Read through the data and report every line in which the word "this" occurs.

● ● ● ●

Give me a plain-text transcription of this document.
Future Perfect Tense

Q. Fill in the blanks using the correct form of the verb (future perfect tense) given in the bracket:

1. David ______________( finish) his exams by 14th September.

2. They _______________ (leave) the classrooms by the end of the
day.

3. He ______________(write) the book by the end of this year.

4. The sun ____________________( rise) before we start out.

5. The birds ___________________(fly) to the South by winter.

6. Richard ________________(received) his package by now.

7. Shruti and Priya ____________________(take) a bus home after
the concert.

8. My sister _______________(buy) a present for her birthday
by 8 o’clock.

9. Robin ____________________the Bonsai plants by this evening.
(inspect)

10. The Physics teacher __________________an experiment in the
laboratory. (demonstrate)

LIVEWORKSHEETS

● ● ● ●

**Problem solution**
Give me a plain-text transcription of this document.
3. He ______________(write) the book by the end of this year.
9. Robin ____________________the Bonsai plants by this evening.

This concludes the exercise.